What you are asked to do:
Wherever the string "chromium" shows up in a line, count that line. Give the total alone.

Supplied data:
------------------------

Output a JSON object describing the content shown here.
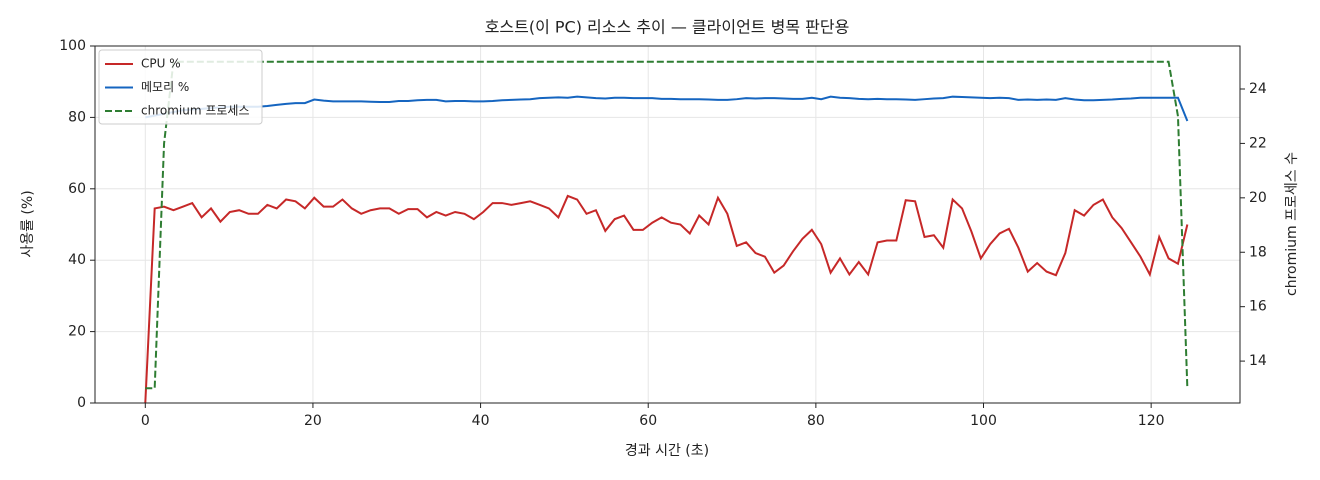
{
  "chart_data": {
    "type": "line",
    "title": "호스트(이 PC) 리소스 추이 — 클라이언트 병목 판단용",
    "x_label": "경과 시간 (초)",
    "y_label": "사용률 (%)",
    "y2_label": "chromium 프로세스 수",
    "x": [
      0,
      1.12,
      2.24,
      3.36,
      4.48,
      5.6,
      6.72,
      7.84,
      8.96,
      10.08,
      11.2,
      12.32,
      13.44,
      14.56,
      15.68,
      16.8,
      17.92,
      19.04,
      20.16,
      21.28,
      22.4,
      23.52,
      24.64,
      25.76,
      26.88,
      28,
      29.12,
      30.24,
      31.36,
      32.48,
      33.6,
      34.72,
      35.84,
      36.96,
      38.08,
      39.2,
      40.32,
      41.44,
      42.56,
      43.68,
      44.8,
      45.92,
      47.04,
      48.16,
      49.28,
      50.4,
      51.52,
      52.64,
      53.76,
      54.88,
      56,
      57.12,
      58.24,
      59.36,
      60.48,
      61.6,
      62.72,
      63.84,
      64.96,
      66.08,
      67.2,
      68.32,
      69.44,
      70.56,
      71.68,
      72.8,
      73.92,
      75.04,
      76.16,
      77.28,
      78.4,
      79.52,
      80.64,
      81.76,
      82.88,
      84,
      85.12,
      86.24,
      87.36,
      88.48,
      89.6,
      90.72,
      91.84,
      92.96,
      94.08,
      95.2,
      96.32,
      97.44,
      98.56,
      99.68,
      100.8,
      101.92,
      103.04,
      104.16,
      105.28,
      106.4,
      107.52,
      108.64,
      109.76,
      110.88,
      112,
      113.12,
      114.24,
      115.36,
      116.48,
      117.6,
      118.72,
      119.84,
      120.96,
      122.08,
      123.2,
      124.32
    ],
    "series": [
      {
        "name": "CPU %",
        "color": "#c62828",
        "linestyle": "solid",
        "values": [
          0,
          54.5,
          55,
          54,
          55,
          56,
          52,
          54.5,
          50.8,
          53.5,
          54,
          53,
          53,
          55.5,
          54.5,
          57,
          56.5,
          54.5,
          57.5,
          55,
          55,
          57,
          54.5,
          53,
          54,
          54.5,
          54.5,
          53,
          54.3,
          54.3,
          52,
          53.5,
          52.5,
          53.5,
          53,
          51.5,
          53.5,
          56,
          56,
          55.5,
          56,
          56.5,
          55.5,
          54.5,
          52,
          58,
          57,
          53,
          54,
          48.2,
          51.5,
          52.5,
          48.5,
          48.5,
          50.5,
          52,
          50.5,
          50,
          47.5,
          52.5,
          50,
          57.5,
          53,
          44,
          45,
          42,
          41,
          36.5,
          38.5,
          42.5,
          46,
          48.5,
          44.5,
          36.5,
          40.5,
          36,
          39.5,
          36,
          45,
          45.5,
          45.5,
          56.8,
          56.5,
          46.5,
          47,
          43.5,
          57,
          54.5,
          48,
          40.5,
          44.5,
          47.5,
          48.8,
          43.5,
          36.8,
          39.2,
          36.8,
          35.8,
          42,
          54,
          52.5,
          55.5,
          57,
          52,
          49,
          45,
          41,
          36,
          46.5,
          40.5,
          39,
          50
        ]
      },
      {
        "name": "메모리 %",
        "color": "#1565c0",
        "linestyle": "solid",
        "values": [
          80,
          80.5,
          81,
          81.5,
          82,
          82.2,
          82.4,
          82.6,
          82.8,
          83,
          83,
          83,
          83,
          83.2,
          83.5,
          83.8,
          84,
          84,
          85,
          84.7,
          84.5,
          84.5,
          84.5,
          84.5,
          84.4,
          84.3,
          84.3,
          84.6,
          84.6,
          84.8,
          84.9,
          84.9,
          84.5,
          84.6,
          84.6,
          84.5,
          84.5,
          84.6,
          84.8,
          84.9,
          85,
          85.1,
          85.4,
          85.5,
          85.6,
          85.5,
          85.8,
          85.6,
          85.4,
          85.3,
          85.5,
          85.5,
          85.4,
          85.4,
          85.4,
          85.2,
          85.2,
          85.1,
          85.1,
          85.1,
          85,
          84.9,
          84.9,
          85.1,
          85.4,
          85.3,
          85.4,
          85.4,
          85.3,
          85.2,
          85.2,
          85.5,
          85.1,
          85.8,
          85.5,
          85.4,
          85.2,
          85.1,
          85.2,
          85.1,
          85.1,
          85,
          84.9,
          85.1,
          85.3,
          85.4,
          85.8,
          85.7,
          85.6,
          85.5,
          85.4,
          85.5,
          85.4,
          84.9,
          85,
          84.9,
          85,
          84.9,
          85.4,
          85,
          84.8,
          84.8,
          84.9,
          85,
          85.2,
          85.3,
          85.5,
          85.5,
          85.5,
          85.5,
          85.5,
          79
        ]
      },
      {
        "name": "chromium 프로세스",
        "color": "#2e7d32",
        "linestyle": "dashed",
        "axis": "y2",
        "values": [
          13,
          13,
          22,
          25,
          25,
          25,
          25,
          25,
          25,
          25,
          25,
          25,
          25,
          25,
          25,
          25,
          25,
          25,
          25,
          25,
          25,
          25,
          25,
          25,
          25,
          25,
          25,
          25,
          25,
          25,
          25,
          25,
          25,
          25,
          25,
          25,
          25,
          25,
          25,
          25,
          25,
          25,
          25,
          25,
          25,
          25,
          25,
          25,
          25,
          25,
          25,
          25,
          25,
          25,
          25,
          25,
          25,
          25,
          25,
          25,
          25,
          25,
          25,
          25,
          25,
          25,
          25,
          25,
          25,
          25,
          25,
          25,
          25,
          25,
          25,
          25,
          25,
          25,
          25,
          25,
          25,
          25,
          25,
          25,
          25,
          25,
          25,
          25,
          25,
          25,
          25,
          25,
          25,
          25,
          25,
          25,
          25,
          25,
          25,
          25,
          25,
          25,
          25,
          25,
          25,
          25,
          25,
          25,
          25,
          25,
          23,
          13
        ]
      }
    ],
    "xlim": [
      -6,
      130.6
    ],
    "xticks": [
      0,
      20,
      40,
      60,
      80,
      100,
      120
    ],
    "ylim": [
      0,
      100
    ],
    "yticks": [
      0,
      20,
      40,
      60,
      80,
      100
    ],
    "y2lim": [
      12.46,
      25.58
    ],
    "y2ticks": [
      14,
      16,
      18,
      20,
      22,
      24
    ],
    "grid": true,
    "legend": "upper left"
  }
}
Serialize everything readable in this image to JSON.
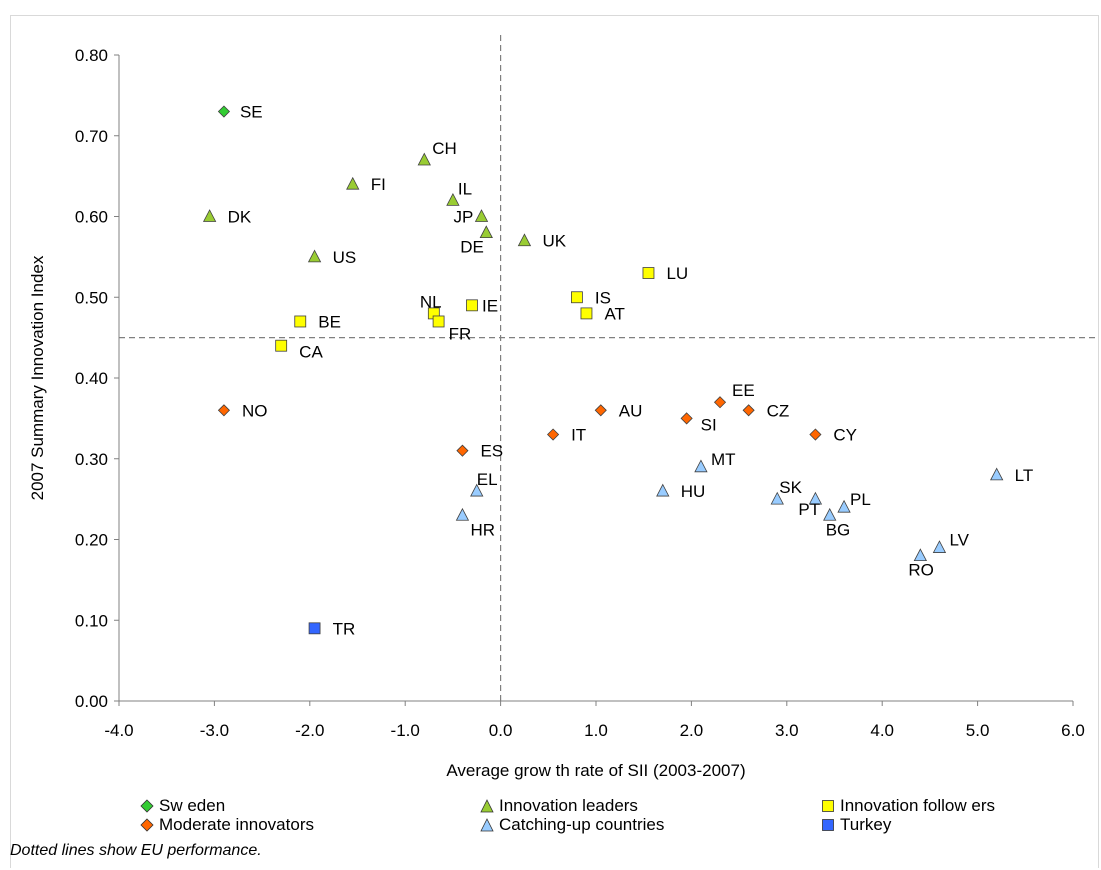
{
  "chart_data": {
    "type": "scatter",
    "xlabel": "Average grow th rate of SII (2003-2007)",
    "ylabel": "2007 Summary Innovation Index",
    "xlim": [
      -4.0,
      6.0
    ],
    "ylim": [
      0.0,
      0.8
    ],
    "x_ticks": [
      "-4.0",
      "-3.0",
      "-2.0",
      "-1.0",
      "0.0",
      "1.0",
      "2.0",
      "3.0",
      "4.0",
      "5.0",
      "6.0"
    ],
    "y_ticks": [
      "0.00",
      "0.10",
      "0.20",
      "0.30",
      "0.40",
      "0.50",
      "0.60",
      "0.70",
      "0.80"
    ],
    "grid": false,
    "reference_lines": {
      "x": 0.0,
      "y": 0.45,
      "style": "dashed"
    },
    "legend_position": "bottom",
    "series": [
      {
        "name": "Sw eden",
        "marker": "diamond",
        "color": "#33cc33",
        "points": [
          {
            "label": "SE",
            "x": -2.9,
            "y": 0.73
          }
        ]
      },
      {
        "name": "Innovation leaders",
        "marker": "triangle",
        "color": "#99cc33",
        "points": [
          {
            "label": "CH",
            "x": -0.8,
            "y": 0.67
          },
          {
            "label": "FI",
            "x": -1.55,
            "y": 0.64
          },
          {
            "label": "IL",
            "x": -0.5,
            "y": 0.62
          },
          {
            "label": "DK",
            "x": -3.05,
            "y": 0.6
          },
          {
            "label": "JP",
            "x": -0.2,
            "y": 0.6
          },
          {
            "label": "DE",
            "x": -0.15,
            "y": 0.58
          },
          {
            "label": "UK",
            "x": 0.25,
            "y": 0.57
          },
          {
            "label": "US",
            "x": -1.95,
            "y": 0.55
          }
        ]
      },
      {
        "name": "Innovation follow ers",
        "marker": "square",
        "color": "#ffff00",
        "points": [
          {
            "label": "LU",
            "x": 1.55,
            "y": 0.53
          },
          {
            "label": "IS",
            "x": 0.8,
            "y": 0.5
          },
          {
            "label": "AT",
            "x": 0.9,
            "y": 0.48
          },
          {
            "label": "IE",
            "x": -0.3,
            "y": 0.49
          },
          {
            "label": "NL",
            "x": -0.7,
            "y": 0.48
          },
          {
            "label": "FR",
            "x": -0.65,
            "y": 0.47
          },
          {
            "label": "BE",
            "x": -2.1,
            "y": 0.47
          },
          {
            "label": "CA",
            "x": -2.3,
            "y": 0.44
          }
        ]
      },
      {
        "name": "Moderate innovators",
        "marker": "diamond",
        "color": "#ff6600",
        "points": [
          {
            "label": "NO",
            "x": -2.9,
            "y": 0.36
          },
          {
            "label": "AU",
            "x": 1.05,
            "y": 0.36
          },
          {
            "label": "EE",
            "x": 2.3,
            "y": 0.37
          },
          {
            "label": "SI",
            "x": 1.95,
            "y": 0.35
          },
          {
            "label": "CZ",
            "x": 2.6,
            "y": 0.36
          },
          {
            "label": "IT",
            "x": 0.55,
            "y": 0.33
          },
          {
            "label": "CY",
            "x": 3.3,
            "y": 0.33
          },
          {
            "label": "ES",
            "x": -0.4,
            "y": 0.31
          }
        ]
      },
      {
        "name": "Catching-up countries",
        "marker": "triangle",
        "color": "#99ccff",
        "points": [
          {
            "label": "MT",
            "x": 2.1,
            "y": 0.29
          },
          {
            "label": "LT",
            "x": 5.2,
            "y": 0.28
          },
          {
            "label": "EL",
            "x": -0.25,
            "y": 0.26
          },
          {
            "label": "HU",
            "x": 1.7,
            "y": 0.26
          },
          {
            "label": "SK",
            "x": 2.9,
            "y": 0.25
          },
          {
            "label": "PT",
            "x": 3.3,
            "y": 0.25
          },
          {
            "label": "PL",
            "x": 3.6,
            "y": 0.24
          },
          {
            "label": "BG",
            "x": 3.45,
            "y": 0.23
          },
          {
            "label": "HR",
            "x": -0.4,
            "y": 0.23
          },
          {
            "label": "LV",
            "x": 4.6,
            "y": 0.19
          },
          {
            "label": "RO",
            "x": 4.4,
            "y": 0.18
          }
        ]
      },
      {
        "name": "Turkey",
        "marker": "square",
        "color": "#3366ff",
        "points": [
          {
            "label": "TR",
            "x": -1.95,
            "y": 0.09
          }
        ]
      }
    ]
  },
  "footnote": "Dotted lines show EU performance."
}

------------------------

Problem solution:
2